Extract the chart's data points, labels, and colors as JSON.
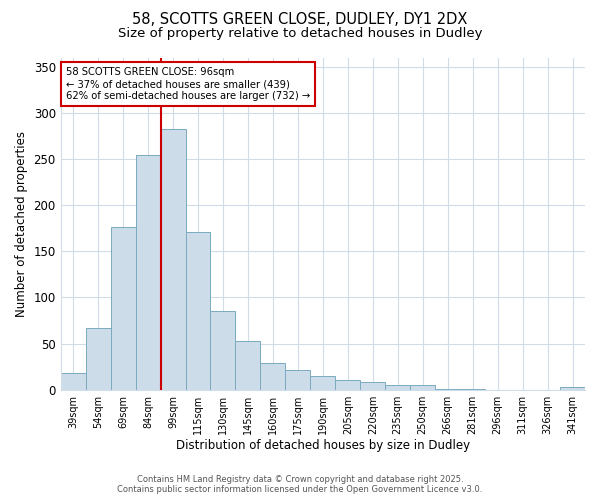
{
  "title1": "58, SCOTTS GREEN CLOSE, DUDLEY, DY1 2DX",
  "title2": "Size of property relative to detached houses in Dudley",
  "xlabel": "Distribution of detached houses by size in Dudley",
  "ylabel": "Number of detached properties",
  "bar_labels": [
    "39sqm",
    "54sqm",
    "69sqm",
    "84sqm",
    "99sqm",
    "115sqm",
    "130sqm",
    "145sqm",
    "160sqm",
    "175sqm",
    "190sqm",
    "205sqm",
    "220sqm",
    "235sqm",
    "250sqm",
    "266sqm",
    "281sqm",
    "296sqm",
    "311sqm",
    "326sqm",
    "341sqm"
  ],
  "bar_values": [
    18,
    67,
    176,
    254,
    283,
    171,
    85,
    53,
    29,
    21,
    15,
    11,
    8,
    5,
    5,
    1,
    1,
    0,
    0,
    0,
    3
  ],
  "bar_color": "#ccdce8",
  "bar_edge_color": "#7aaac0",
  "vline_x_index": 4,
  "vline_color": "#cc0000",
  "annotation_title": "58 SCOTTS GREEN CLOSE: 96sqm",
  "annotation_line1": "← 37% of detached houses are smaller (439)",
  "annotation_line2": "62% of semi-detached houses are larger (732) →",
  "annotation_box_facecolor": "#ffffff",
  "annotation_border_color": "#cc0000",
  "bg_color": "#ffffff",
  "plot_bg_color": "#ffffff",
  "grid_color": "#d0dce8",
  "yticks": [
    0,
    50,
    100,
    150,
    200,
    250,
    300,
    350
  ],
  "ylim": [
    0,
    360
  ],
  "footer1": "Contains HM Land Registry data © Crown copyright and database right 2025.",
  "footer2": "Contains public sector information licensed under the Open Government Licence v3.0."
}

+++

» **What you are asked to do**
Copy all the records above exactly, but leave out the pictures.

» **Result below**
Extract the chart's data points, labels, and colors as JSON.
{
  "title1": "58, SCOTTS GREEN CLOSE, DUDLEY, DY1 2DX",
  "title2": "Size of property relative to detached houses in Dudley",
  "xlabel": "Distribution of detached houses by size in Dudley",
  "ylabel": "Number of detached properties",
  "bar_labels": [
    "39sqm",
    "54sqm",
    "69sqm",
    "84sqm",
    "99sqm",
    "115sqm",
    "130sqm",
    "145sqm",
    "160sqm",
    "175sqm",
    "190sqm",
    "205sqm",
    "220sqm",
    "235sqm",
    "250sqm",
    "266sqm",
    "281sqm",
    "296sqm",
    "311sqm",
    "326sqm",
    "341sqm"
  ],
  "bar_values": [
    18,
    67,
    176,
    254,
    283,
    171,
    85,
    53,
    29,
    21,
    15,
    11,
    8,
    5,
    5,
    1,
    1,
    0,
    0,
    0,
    3
  ],
  "bar_color": "#ccdce8",
  "bar_edge_color": "#7aaac0",
  "vline_x_index": 4,
  "vline_color": "#cc0000",
  "annotation_title": "58 SCOTTS GREEN CLOSE: 96sqm",
  "annotation_line1": "← 37% of detached houses are smaller (439)",
  "annotation_line2": "62% of semi-detached houses are larger (732) →",
  "annotation_box_facecolor": "#ffffff",
  "annotation_border_color": "#cc0000",
  "bg_color": "#ffffff",
  "plot_bg_color": "#ffffff",
  "grid_color": "#d0dce8",
  "yticks": [
    0,
    50,
    100,
    150,
    200,
    250,
    300,
    350
  ],
  "ylim": [
    0,
    360
  ],
  "footer1": "Contains HM Land Registry data © Crown copyright and database right 2025.",
  "footer2": "Contains public sector information licensed under the Open Government Licence v3.0."
}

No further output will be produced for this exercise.